Stated task
According to the forum thread, what magnet type do the Ones pickups use, and to roughly what value are they wound?

Passage given

I've never played any other Lundgrens so I can't say how they compare but the Ones are my favourite 7 string pickup. Very good for rhythm and leads which is hard to get right. They are Alnico V wound to about 15K, Very modern sounding, full across the board with no noticeable scoops or spikes, bridge is tight on the low B with a bouncy attack.

Its hard to describe pickups, they're something you need to try in person to feel how they respond to your playing and how notes sound across the board/strings. Personally I really like them.


----------



## pott (Feb 25, 2016)

Did you also consider Waghorn before going for Carillion? If I may ask, what swayed you?
I hadn't heard of Carillion when I got my Waghorn but at this point it'd be completely impossible for any guitar to fit me better than that Corax (and it's been way over 6 months, honeymoon period is long gone; enjoyment factor not at all!).


----------



## thrsher (Feb 26, 2016)

looks sick, whatever happened with your vik orders?


----------



## Lorcan Ward (Mar 10, 2016)

Sorry I missed your posts guys, only seeing them now. 



pott said:


> Did you also consider Waghorn before going for Carillion? If I may ask, what swayed you?

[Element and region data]

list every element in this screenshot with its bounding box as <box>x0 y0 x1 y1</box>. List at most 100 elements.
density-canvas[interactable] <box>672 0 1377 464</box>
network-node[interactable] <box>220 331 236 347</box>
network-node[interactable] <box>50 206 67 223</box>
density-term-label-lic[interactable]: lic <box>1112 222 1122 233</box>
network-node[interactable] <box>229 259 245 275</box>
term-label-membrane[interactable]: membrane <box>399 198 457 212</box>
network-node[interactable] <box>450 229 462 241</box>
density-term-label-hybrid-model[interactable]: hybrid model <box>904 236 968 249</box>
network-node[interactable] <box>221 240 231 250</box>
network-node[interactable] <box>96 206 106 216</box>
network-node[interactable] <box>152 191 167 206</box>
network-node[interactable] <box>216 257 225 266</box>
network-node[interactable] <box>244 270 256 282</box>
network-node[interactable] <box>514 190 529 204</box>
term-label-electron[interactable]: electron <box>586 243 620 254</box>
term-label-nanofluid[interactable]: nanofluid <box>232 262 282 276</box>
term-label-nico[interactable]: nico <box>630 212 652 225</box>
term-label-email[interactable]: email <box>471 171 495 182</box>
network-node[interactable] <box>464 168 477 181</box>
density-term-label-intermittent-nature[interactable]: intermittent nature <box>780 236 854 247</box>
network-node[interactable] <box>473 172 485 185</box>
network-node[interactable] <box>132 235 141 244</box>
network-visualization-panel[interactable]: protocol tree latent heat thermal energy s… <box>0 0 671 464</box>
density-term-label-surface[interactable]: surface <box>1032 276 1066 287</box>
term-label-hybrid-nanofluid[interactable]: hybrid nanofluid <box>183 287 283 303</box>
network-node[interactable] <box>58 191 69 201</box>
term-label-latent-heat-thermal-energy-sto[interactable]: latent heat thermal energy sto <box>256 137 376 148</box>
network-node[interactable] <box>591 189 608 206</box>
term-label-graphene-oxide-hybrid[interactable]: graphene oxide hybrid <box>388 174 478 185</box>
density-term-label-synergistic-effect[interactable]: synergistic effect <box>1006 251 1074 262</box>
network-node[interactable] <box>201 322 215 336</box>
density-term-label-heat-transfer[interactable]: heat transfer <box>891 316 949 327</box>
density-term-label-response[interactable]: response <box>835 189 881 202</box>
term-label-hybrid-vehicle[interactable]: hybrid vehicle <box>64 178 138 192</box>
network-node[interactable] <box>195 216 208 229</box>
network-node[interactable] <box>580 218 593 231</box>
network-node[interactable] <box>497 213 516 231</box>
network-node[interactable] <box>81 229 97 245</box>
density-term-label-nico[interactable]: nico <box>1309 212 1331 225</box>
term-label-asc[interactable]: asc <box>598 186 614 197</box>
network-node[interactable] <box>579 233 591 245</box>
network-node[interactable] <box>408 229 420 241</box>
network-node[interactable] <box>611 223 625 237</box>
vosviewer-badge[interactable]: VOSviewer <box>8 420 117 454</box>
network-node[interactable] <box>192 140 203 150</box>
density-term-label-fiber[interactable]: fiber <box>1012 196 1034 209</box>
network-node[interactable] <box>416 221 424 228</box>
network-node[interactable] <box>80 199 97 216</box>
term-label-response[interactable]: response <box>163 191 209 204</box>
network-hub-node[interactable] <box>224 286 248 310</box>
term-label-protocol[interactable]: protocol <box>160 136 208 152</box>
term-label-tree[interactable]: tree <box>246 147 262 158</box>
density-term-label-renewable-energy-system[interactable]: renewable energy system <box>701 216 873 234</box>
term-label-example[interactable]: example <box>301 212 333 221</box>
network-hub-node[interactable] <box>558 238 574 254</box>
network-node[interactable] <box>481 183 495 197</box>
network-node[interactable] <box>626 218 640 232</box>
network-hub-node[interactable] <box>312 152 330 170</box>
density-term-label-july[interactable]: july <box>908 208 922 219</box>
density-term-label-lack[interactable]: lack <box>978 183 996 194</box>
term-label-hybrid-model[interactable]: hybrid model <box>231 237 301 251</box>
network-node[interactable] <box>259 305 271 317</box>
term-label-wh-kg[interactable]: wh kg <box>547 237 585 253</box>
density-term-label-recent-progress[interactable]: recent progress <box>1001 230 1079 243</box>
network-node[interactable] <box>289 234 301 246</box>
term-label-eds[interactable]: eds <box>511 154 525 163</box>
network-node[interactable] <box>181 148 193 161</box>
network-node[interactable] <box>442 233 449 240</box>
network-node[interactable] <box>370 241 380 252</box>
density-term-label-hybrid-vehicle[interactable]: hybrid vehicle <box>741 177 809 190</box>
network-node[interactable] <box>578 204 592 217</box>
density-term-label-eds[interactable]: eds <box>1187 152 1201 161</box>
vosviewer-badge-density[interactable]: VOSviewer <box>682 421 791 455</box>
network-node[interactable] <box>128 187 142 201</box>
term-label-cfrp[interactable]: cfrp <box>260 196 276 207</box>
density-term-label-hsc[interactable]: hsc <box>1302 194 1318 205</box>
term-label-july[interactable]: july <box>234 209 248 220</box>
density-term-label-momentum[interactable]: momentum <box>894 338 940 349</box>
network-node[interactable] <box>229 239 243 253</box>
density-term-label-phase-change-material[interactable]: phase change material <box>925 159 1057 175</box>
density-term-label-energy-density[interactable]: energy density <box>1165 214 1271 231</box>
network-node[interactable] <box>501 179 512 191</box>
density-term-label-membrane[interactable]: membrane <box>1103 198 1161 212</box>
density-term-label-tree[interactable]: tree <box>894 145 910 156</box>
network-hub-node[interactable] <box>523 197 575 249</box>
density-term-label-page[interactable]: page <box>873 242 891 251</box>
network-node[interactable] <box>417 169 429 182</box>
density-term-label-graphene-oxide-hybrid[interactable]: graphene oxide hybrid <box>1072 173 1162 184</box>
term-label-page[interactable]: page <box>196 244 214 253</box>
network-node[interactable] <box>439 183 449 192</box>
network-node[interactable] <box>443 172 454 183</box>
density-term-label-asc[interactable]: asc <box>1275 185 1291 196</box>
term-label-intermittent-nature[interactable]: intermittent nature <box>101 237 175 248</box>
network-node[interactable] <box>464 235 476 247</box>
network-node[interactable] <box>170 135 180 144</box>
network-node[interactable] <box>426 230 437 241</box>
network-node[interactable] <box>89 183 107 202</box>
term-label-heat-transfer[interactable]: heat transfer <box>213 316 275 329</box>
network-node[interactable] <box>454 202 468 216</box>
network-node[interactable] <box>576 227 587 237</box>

Output of the exercise
They are Alnico V, wound to about 15K.